▶ **Dataset rows of page text**:
—————

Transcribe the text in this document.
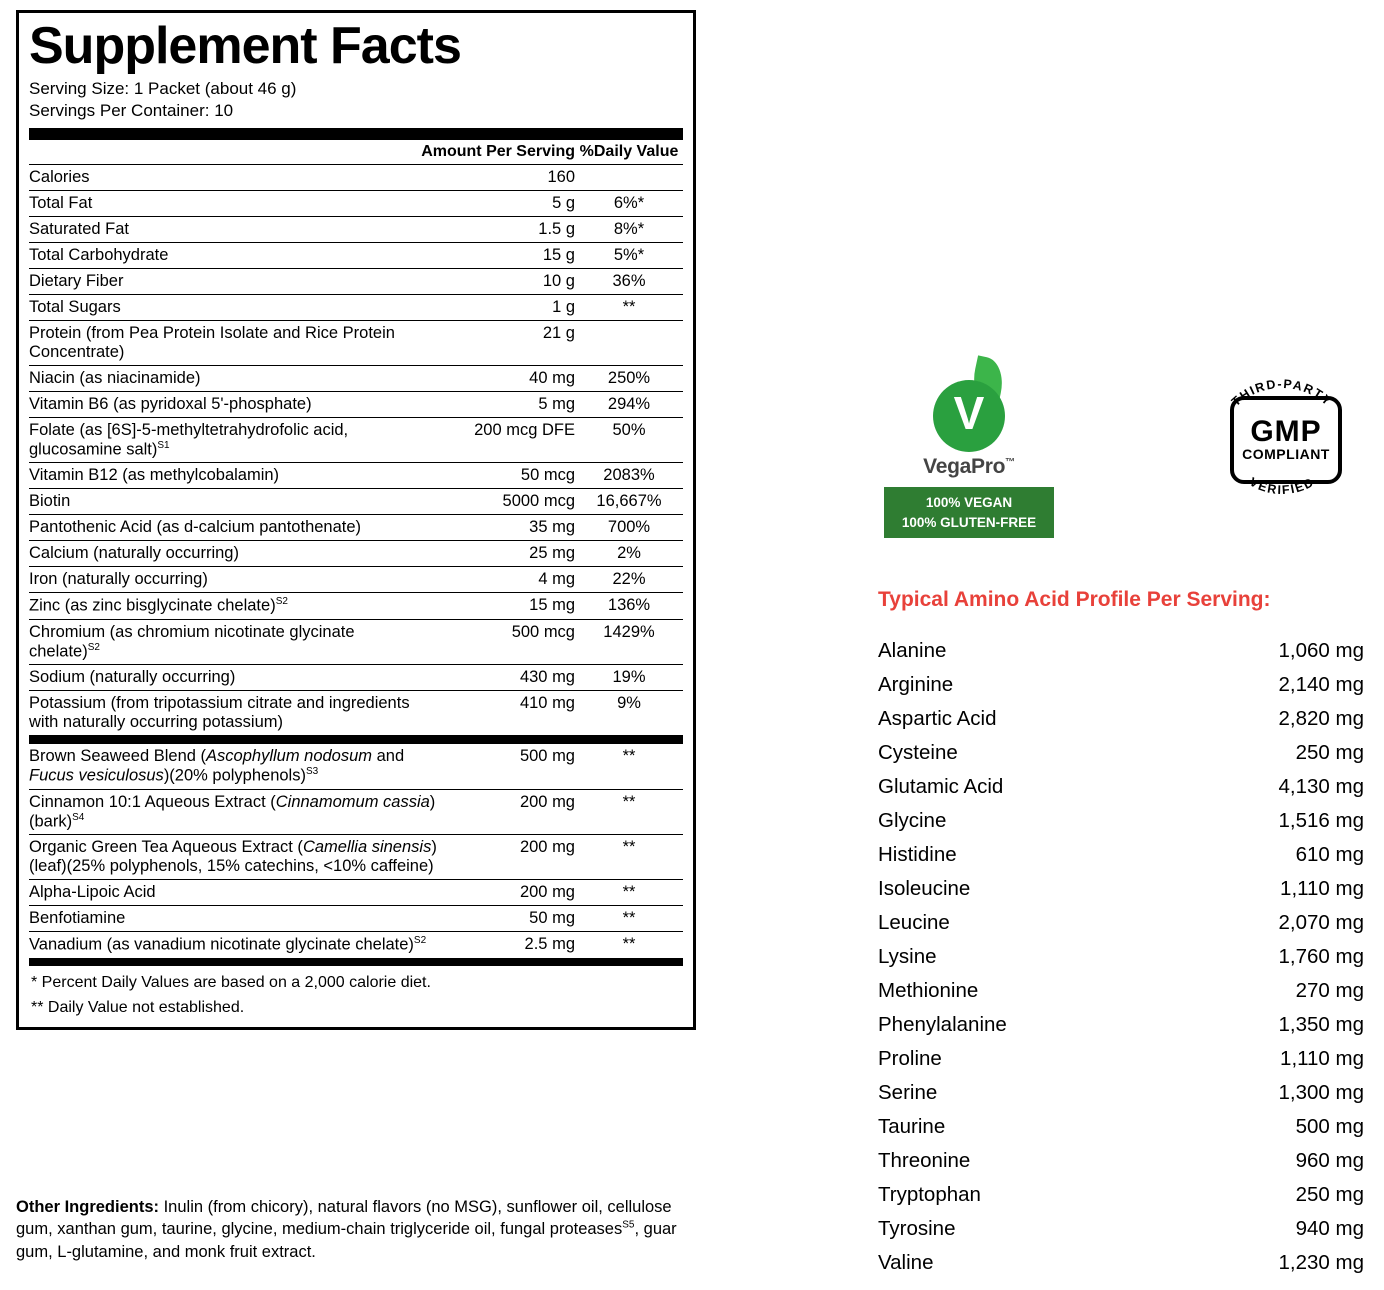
Supplement Facts
Serving Size: 1 Packet (about 46 g)
Servings Per Container: 10
	Amount Per Serving	%Daily Value
Calories	160	
Total Fat	5 g	6%*
Saturated Fat	1.5 g	8%*
Total Carbohydrate	15 g	5%*
Dietary Fiber	10 g	36%
Total Sugars	1 g	**
Protein (from Pea Protein Isolate and Rice Protein Concentrate)	21 g	
Niacin (as niacinamide)	40 mg	250%
Vitamin B6 (as pyridoxal 5'-phosphate)	5 mg	294%
Folate (as [6S]-5-methyltetrahydrofolic acid, glucosamine salt)$^{S1}$	200 mcg DFE	50%
Vitamin B12 (as methylcobalamin)	50 mcg	2083%
Biotin	5000 mcg	16,667%
Pantothenic Acid (as d-calcium pantothenate)	35 mg	700%
Calcium (naturally occurring)	25 mg	2%
Iron (naturally occurring)	4 mg	22%
Zinc (as zinc bisglycinate chelate)$^{S2}$	15 mg	136%
Chromium (as chromium nicotinate glycinate chelate)$^{S2}$	500 mcg	1429%
Sodium (naturally occurring)	430 mg	19%
Potassium (from tripotassium citrate and ingredients with naturally occurring potassium)	410 mg	9%
Brown Seaweed Blend (Ascophyllum nodosum and Fucus vesiculosus)(20% polyphenols)$^{S3}$	500 mg	**
Cinnamon 10:1 Aqueous Extract (Cinnamomum cassia)(bark)$^{S4}$	200 mg	**
Organic Green Tea Aqueous Extract (Camellia sinensis)(leaf)(25% polyphenols, 15% catechins, <10% caffeine)	200 mg	**
Alpha-Lipoic Acid	200 mg	**
Benfotiamine	50 mg	**
Vanadium (as vanadium nicotinate glycinate chelate)$^{S2}$	2.5 mg	**
* Percent Daily Values are based on a 2,000 calorie diet.
** Daily Value not established.
Other Ingredients: Inulin (from chicory), natural flavors (no MSG), sunflower oil, cellulose gum, xanthan gum, taurine, glycine, medium-chain triglyceride oil, fungal proteases$^{S5}$, guar gum, L-glutamine, and monk fruit extract.
V
VegaPro™
100% VEGAN
100% GLUTEN-FREE
THIRD-PARTY
VERIFIED
GMP
COMPLIANT
Typical Amino Acid Profile Per Serving:
Alanine	1,060 mg
Arginine	2,140 mg
Aspartic Acid	2,820 mg
Cysteine	250 mg
Glutamic Acid	4,130 mg
Glycine	1,516 mg
Histidine	610 mg
Isoleucine	1,110 mg
Leucine	2,070 mg
Lysine	1,760 mg
Methionine	270 mg
Phenylalanine	1,350 mg
Proline	1,110 mg
Serine	1,300 mg
Taurine	500 mg
Threonine	960 mg
Tryptophan	250 mg
Tyrosine	940 mg
Valine	1,230 mg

—————

▶ **THE TASK**: After dropping every picture, transcribe each entry exactly.

▶ **TASK SOLUTION**:
Transcribe the text in this document.
Supplement Facts
Serving Size: 1 Packet (about 46 g)
Servings Per Container: 10
	Amount Per Serving	%Daily Value
Calories	160	
Total Fat	5 g	6%*
Saturated Fat	1.5 g	8%*
Total Carbohydrate	15 g	5%*
Dietary Fiber	10 g	36%
Total Sugars	1 g	**
Protein (from Pea Protein Isolate and Rice Protein Concentrate)	21 g	
Niacin (as niacinamide)	40 mg	250%
Vitamin B6 (as pyridoxal 5'-phosphate)	5 mg	294%
Folate (as [6S]-5-methyltetrahydrofolic acid, glucosamine salt)$^{S1}$	200 mcg DFE	50%
Vitamin B12 (as methylcobalamin)	50 mcg	2083%
Biotin	5000 mcg	16,667%
Pantothenic Acid (as d-calcium pantothenate)	35 mg	700%
Calcium (naturally occurring)	25 mg	2%
Iron (naturally occurring)	4 mg	22%
Zinc (as zinc bisglycinate chelate)$^{S2}$	15 mg	136%
Chromium (as chromium nicotinate glycinate chelate)$^{S2}$	500 mcg	1429%
Sodium (naturally occurring)	430 mg	19%
Potassium (from tripotassium citrate and ingredients with naturally occurring potassium)	410 mg	9%
Brown Seaweed Blend (Ascophyllum nodosum and Fucus vesiculosus)(20% polyphenols)$^{S3}$	500 mg	**
Cinnamon 10:1 Aqueous Extract (Cinnamomum cassia)(bark)$^{S4}$	200 mg	**
Organic Green Tea Aqueous Extract (Camellia sinensis)(leaf)(25% polyphenols, 15% catechins, <10% caffeine)	200 mg	**
Alpha-Lipoic Acid	200 mg	**
Benfotiamine	50 mg	**
Vanadium (as vanadium nicotinate glycinate chelate)$^{S2}$	2.5 mg	**
* Percent Daily Values are based on a 2,000 calorie diet.
** Daily Value not established.
Other Ingredients: Inulin (from chicory), natural flavors (no MSG), sunflower oil, cellulose gum, xanthan gum, taurine, glycine, medium-chain triglyceride oil, fungal proteases$^{S5}$, guar gum, L-glutamine, and monk fruit extract.
V
VegaPro™
100% VEGAN
100% GLUTEN-FREE
THIRD-PARTY
VERIFIED
GMP
COMPLIANT
Typical Amino Acid Profile Per Serving:
Alanine	1,060 mg
Arginine	2,140 mg
Aspartic Acid	2,820 mg
Cysteine	250 mg
Glutamic Acid	4,130 mg
Glycine	1,516 mg
Histidine	610 mg
Isoleucine	1,110 mg
Leucine	2,070 mg
Lysine	1,760 mg
Methionine	270 mg
Phenylalanine	1,350 mg
Proline	1,110 mg
Serine	1,300 mg
Taurine	500 mg
Threonine	960 mg
Tryptophan	250 mg
Tyrosine	940 mg
Valine	1,230 mg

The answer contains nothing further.